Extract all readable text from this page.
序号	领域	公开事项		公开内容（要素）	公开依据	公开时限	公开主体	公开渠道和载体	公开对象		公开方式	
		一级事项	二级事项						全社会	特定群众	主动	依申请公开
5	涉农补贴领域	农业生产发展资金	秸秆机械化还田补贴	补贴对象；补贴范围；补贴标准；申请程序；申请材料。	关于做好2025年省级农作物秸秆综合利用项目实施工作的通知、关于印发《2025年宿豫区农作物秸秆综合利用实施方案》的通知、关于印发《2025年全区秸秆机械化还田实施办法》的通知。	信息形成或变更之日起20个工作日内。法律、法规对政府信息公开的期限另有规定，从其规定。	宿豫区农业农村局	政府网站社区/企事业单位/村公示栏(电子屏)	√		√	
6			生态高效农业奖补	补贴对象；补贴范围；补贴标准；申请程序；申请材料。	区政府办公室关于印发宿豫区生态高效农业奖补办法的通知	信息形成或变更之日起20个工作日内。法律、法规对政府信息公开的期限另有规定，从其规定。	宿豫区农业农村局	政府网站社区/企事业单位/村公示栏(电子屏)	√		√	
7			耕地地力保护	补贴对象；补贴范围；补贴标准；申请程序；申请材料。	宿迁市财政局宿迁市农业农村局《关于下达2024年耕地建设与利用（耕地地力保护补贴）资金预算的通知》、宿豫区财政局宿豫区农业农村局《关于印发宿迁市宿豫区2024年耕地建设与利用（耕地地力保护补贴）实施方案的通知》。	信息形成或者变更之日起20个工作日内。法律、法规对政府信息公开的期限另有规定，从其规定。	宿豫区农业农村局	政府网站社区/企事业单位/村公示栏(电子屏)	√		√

...

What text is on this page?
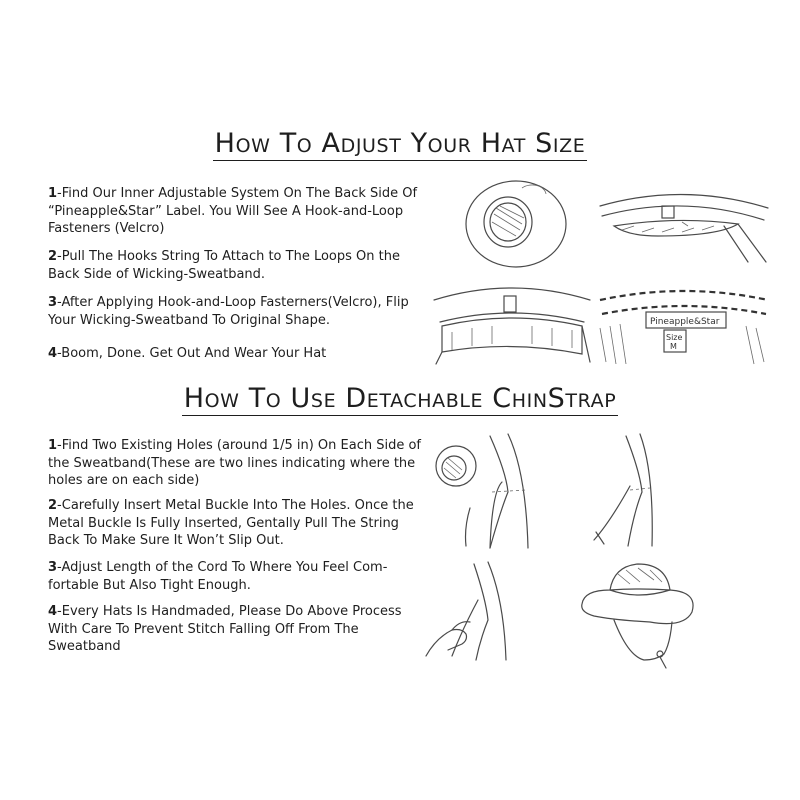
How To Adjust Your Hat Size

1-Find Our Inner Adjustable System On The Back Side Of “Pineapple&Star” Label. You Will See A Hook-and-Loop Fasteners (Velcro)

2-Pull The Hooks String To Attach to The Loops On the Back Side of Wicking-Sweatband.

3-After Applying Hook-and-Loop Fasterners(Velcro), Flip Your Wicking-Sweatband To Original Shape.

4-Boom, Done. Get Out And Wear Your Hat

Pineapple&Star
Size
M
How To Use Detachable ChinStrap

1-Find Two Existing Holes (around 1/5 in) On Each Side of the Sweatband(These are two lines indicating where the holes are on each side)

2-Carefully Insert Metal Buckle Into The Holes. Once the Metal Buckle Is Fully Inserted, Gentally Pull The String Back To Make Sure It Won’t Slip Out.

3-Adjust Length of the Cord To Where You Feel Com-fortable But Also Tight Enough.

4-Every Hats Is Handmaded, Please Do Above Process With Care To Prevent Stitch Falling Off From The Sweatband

PROBLEM DESCRIPTION:
Locate all lines in the listing above with the word "this". Copy them.

RESPONSE TO THE EXERCISE:
Extract all readable text from this page.
What text is on this page?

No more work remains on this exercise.